» TASK STATEMENT: Determine how many lines of the entries contain "Total". Reply with that number alone.

▼

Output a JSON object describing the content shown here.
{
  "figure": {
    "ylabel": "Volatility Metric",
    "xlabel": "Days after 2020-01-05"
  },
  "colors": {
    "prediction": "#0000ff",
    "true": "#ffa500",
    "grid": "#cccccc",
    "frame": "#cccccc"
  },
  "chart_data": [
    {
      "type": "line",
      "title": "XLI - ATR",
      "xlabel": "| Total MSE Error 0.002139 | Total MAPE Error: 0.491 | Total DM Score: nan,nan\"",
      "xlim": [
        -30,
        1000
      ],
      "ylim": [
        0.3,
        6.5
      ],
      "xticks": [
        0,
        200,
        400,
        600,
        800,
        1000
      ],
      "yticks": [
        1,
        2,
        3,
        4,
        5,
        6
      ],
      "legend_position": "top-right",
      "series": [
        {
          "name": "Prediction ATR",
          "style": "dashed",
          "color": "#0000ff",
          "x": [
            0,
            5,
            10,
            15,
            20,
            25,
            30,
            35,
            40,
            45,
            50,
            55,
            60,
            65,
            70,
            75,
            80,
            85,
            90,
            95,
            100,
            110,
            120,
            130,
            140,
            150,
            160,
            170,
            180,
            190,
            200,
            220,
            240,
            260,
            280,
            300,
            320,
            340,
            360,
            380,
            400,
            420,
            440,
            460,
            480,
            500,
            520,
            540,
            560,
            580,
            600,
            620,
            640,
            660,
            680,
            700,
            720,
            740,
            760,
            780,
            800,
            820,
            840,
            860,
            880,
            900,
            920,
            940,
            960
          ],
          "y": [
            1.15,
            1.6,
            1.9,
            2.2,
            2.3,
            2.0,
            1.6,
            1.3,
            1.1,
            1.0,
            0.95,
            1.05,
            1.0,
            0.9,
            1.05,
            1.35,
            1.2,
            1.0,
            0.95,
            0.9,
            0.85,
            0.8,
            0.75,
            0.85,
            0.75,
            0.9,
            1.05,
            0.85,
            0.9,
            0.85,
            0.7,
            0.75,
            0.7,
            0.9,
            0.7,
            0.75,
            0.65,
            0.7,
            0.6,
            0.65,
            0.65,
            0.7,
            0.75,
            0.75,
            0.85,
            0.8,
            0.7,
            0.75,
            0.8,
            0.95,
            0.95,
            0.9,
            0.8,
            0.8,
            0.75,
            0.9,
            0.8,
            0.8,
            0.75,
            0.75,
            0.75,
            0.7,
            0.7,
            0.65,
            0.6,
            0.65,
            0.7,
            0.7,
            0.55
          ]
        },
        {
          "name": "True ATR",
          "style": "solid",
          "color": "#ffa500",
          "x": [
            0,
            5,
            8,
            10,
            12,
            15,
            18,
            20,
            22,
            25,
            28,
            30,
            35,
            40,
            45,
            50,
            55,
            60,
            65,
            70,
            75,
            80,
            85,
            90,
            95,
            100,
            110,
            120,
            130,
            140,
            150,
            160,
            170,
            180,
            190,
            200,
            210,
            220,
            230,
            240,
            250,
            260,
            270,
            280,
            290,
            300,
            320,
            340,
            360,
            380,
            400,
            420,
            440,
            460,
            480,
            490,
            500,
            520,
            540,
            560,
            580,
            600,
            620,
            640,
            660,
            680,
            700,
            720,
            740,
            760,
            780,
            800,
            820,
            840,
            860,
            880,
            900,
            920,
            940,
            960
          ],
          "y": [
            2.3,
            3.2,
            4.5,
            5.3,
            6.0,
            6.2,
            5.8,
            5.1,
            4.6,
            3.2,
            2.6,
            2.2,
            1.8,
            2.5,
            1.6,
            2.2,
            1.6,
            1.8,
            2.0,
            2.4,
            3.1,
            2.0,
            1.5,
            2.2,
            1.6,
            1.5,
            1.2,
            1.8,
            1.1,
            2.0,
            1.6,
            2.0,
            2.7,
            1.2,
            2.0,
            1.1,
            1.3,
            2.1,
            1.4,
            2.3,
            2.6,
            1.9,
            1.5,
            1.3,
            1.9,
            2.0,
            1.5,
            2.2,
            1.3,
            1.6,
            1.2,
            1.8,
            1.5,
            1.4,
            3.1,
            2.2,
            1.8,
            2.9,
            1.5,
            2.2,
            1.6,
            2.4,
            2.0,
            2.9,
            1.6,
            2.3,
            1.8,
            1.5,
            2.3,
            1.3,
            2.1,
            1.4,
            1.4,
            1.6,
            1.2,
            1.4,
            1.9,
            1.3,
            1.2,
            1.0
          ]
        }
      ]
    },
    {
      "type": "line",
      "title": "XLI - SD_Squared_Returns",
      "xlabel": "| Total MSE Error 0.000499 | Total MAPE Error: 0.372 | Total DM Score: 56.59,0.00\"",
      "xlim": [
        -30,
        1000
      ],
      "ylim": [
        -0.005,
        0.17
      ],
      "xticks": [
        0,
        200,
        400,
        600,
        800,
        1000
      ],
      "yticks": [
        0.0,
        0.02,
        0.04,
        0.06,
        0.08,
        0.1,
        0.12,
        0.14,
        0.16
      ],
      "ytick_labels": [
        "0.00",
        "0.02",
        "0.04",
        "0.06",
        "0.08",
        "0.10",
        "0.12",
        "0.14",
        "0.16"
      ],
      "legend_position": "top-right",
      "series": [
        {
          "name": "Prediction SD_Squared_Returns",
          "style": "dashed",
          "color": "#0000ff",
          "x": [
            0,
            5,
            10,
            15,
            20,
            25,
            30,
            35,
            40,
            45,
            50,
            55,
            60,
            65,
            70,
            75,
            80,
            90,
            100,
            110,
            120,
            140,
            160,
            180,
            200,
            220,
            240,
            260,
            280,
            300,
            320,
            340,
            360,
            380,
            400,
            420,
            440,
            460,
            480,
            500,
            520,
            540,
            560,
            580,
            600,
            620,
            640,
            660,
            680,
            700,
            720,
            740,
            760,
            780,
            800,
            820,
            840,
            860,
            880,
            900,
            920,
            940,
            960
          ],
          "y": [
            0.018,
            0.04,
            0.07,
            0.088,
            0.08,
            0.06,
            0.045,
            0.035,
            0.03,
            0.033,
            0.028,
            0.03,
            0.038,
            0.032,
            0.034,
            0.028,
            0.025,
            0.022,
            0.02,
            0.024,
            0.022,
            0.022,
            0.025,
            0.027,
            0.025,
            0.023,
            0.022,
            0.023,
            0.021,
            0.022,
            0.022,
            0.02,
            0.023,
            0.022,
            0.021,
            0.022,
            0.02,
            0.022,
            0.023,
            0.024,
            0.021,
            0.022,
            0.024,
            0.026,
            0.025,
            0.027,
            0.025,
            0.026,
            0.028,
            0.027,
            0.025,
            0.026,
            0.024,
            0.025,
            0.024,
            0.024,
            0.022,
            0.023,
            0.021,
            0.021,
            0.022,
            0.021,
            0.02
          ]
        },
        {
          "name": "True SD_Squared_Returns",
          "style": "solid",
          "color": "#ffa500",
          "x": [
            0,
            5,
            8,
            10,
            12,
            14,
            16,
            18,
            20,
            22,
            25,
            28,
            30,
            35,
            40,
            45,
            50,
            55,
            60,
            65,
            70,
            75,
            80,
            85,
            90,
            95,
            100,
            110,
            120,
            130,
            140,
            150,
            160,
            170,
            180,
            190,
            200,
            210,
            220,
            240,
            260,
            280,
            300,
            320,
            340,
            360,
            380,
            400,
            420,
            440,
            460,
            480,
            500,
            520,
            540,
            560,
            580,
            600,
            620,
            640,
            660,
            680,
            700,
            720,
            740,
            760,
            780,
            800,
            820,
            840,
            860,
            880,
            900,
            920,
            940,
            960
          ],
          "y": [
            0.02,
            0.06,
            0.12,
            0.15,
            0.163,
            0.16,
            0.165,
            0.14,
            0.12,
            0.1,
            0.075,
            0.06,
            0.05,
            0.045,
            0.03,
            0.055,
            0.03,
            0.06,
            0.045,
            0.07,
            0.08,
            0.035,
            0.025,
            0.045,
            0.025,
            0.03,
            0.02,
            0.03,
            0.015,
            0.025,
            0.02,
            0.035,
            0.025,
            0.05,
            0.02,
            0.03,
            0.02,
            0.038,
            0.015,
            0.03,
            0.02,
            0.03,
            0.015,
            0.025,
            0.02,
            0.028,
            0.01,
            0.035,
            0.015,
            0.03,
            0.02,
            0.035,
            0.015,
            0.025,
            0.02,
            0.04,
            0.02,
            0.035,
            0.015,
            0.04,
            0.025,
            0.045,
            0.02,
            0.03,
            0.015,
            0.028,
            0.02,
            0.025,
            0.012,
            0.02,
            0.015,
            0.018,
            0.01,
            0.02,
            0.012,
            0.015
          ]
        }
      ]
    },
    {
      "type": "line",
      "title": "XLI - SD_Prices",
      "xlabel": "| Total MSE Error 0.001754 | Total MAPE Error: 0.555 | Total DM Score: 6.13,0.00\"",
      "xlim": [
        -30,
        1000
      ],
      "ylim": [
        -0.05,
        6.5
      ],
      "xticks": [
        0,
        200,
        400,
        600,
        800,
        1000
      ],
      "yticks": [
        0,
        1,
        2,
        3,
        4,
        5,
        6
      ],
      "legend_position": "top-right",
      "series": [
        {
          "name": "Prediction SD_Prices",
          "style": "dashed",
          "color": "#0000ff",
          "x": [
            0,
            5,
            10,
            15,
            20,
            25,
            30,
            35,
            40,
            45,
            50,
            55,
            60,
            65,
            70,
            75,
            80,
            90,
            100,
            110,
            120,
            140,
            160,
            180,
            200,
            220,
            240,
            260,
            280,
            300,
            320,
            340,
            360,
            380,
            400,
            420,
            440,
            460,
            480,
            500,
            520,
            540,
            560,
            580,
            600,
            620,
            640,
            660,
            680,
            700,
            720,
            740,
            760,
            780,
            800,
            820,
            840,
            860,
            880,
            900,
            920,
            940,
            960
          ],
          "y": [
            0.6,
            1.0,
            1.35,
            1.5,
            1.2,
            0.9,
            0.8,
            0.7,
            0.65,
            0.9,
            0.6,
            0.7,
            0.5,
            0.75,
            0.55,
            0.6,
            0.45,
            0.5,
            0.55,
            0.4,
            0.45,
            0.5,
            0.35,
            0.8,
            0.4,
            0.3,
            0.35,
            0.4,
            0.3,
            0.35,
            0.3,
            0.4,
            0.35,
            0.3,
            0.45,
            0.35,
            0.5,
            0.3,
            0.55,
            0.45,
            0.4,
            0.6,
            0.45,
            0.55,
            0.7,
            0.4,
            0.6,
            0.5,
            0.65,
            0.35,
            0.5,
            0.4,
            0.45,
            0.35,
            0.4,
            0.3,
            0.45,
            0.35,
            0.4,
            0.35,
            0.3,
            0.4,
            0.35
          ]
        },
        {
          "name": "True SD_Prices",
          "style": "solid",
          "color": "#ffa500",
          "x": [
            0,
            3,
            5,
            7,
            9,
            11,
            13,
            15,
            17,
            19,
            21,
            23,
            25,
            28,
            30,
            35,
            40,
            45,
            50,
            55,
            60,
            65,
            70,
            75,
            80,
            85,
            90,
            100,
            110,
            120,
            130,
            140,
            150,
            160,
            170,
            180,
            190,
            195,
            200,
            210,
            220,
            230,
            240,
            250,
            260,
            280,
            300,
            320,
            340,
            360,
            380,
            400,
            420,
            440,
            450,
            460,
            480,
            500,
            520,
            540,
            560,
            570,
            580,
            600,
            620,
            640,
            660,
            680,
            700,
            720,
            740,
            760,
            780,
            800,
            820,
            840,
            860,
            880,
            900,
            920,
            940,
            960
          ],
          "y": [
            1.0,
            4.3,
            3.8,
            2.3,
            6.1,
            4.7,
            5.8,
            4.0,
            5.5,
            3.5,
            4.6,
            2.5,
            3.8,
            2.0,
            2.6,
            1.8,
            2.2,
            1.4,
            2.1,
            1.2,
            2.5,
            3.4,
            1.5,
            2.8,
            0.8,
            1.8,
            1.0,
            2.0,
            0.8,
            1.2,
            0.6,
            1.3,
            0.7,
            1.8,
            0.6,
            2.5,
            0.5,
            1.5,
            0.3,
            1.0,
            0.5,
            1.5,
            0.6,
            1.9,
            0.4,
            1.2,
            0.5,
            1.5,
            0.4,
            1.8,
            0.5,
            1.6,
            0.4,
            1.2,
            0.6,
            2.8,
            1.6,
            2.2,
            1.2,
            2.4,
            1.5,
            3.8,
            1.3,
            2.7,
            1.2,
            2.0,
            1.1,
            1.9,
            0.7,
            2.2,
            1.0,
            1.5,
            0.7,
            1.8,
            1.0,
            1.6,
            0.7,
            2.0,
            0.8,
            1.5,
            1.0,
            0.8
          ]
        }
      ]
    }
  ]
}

▲

» RESPONSE TO THIS EXERCISE: 3